Identify each line holding the string "WriteLine" and copy it.

Records from a data collection:
^^^^^^^^^^^^^^^^
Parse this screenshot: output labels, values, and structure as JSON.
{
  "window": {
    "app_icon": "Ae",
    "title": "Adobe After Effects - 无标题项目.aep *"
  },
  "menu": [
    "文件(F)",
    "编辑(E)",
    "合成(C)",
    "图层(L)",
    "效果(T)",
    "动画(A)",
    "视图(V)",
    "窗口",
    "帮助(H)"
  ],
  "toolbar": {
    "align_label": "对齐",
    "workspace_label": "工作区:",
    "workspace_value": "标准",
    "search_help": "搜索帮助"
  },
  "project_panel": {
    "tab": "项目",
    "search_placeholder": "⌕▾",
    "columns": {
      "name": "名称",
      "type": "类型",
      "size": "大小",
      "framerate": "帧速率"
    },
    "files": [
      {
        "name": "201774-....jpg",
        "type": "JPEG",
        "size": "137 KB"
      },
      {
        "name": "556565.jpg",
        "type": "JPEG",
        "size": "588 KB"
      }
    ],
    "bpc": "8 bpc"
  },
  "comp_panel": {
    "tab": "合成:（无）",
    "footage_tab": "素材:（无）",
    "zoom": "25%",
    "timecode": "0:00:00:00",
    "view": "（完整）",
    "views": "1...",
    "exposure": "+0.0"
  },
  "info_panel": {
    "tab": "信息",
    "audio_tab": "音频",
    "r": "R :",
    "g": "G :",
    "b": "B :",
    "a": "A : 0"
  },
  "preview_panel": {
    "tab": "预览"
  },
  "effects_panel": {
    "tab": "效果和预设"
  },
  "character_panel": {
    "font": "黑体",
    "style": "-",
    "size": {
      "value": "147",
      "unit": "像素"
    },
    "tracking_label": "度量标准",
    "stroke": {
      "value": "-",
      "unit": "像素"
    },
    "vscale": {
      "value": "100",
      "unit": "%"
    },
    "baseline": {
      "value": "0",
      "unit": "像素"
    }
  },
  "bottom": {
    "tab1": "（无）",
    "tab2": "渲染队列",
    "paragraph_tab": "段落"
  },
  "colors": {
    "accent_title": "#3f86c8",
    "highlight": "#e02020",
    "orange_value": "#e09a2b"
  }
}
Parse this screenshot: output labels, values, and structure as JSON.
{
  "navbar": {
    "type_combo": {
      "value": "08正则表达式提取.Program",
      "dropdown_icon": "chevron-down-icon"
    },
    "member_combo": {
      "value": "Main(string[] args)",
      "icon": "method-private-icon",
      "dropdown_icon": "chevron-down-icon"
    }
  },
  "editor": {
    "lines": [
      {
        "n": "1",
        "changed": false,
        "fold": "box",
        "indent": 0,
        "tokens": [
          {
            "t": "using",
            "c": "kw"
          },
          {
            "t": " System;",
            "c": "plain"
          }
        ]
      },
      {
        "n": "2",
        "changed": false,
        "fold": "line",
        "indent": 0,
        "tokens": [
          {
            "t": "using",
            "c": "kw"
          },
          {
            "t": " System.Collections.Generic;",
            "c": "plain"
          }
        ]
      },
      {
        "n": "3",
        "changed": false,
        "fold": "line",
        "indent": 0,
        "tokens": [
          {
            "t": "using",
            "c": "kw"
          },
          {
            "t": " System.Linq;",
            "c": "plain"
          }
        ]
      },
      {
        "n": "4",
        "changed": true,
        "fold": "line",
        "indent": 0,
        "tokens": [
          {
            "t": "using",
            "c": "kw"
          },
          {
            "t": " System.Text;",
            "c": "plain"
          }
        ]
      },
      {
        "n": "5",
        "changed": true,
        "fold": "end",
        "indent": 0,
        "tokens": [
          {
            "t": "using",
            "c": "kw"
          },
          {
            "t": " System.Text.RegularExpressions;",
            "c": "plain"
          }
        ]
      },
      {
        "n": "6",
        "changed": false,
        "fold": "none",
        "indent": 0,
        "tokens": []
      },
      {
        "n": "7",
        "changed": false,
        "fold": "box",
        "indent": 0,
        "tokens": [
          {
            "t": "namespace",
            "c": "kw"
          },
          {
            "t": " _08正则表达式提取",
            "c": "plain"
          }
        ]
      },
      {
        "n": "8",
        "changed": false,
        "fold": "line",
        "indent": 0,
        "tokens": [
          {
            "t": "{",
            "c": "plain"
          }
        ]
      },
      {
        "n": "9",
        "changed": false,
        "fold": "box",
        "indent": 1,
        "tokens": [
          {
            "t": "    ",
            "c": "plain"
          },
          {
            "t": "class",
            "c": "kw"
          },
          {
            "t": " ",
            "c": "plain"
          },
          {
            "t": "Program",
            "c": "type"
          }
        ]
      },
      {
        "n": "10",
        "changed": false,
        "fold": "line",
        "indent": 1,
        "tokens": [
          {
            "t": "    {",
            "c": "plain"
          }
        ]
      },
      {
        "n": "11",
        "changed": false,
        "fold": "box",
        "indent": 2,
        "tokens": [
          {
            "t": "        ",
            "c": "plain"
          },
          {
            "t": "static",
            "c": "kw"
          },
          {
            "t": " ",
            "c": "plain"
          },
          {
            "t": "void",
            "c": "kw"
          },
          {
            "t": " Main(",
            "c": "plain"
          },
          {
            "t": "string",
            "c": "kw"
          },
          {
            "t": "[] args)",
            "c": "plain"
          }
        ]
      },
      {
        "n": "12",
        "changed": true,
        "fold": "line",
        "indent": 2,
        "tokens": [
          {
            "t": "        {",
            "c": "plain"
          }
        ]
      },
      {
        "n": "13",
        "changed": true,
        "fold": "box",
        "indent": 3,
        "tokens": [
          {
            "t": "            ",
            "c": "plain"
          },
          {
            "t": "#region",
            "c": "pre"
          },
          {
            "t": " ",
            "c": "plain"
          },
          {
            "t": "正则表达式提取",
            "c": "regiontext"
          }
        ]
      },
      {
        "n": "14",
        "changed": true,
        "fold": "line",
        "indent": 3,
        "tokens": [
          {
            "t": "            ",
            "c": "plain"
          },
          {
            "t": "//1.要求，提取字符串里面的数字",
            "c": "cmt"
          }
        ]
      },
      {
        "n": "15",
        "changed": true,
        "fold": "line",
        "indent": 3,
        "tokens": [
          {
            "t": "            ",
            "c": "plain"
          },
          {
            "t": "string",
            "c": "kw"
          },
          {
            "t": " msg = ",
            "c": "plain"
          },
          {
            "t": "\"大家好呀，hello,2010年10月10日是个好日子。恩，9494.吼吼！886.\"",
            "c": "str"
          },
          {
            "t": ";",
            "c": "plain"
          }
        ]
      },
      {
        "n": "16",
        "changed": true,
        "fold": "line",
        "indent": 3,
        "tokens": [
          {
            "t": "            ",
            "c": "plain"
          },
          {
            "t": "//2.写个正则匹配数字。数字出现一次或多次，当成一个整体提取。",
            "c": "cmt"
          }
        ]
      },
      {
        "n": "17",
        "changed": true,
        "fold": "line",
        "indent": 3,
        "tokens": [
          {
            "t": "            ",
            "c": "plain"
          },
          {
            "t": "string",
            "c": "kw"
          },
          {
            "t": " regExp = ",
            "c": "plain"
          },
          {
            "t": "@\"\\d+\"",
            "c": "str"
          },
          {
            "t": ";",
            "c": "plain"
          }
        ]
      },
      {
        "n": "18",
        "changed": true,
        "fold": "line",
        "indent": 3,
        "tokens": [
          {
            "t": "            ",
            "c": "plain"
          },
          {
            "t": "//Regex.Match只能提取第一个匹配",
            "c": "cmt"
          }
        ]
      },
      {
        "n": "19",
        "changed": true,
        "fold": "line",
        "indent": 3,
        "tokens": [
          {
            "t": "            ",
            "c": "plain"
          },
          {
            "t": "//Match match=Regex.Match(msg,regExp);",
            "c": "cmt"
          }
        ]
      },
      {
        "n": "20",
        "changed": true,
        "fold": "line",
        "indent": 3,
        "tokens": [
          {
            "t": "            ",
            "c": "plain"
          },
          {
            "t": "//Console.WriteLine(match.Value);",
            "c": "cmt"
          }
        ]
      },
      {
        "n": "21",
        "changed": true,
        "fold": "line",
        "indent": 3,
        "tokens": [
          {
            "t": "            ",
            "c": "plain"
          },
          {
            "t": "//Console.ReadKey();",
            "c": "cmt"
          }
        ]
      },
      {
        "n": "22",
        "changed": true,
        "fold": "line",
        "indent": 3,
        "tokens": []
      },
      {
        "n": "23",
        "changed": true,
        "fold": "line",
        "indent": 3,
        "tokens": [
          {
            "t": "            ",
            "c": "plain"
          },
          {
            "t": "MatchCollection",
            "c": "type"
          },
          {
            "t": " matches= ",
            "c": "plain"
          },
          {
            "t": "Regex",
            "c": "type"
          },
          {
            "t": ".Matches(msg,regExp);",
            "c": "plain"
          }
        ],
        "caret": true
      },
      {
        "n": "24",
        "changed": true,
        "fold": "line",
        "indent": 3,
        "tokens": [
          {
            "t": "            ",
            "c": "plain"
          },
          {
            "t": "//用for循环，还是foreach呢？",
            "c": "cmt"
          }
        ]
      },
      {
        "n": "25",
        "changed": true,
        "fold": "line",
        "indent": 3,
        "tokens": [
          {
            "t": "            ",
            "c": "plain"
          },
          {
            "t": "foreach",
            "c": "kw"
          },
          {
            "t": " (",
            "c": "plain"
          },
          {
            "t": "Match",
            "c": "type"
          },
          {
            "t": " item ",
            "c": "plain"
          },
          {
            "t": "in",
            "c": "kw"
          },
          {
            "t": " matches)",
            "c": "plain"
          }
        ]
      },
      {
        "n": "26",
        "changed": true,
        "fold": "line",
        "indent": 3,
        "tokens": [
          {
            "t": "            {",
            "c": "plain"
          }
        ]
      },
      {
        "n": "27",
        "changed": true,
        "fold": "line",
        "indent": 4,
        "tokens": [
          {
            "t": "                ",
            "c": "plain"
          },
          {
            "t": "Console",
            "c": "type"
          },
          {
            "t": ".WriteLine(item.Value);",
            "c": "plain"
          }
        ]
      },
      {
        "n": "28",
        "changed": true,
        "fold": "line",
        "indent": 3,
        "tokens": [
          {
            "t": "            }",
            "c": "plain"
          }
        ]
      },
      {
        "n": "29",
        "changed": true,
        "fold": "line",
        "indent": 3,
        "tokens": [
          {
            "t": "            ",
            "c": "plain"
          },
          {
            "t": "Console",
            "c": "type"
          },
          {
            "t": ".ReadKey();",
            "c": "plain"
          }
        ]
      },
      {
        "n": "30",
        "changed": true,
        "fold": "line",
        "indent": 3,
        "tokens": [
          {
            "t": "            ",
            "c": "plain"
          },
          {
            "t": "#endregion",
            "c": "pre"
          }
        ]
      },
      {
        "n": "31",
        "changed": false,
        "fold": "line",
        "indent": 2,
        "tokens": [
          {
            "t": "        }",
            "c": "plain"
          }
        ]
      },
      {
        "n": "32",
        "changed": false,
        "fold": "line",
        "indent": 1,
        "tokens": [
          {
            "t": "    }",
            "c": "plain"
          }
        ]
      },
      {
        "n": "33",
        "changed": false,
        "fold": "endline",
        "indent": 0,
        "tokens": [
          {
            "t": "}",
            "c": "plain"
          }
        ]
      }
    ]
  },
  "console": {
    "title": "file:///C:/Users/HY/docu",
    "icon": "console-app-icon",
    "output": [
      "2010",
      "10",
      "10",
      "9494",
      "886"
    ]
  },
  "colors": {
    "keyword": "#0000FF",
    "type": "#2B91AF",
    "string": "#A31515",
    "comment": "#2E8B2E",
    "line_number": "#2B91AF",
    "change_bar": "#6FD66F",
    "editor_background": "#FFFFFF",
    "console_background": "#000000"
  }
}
^^^^^^^^^^^^^^^^
= TASK ANSWER =
            "t": "//Console.WriteLine(match.Value);",
            "t": ".WriteLine(item.Value);",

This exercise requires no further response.